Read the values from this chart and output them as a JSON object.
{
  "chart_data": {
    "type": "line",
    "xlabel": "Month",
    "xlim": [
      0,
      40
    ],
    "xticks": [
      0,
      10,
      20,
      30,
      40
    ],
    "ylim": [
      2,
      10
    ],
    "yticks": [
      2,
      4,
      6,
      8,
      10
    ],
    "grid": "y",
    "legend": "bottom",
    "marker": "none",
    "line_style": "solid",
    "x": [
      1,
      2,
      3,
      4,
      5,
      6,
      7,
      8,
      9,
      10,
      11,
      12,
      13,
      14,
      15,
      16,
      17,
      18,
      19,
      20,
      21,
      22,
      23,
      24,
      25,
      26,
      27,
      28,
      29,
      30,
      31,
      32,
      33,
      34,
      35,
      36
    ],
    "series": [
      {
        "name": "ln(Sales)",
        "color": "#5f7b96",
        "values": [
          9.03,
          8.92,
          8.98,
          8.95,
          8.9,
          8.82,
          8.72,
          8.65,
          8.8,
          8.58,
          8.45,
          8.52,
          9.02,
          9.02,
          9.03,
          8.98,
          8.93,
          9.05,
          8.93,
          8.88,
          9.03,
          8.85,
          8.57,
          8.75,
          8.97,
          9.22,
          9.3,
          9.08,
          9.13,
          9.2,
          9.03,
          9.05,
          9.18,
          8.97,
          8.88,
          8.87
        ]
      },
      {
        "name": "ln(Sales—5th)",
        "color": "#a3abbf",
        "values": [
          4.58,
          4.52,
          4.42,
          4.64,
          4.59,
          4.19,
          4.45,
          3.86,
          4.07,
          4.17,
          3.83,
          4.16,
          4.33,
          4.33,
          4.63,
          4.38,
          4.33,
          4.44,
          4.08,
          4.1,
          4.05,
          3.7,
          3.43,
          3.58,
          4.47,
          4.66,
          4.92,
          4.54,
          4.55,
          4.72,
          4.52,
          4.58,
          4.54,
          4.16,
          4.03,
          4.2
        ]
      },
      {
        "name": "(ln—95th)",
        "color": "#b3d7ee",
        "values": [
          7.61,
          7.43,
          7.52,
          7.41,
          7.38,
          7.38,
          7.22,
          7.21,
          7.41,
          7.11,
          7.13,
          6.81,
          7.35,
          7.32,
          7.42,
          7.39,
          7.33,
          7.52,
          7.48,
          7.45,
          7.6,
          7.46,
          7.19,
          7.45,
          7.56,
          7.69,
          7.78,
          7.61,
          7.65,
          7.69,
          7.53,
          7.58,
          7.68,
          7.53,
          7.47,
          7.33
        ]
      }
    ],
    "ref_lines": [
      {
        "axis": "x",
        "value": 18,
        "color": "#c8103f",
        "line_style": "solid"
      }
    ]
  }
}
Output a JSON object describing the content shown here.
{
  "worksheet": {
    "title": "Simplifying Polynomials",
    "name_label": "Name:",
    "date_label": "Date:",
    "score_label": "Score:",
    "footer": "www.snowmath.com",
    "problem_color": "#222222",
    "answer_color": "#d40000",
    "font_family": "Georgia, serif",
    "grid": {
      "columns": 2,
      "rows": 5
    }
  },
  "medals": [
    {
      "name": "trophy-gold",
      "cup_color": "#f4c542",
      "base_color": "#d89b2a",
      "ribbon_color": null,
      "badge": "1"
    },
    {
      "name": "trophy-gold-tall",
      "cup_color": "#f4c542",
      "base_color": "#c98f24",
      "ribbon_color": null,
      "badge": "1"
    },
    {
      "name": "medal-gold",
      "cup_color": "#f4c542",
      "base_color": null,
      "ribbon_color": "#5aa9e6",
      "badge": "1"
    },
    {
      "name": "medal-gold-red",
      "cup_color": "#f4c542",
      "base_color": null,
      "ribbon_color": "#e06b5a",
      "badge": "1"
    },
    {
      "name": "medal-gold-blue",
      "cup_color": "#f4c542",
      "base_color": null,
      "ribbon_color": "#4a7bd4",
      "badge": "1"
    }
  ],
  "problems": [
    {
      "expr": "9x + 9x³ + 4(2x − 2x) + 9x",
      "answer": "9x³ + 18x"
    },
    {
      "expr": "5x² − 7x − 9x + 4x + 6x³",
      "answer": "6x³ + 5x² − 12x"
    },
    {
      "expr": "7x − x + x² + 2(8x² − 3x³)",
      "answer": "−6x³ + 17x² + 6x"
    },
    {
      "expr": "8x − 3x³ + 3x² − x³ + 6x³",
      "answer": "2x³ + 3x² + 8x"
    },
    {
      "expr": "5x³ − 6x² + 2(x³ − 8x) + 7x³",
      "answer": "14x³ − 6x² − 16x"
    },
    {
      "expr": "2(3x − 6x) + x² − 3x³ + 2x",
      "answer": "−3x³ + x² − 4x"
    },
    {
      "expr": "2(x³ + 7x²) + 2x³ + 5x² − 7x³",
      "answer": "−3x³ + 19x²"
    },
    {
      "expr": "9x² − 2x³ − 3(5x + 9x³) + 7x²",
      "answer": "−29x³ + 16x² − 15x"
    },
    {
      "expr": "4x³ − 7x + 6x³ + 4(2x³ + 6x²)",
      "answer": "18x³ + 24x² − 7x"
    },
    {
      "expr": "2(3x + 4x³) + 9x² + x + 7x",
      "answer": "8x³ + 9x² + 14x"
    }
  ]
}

*PROBLEM TO SOLVE*
Work out how many lines of the data hold the string "trophy". Reply with that number alone.

*ANSWER BELOW*
2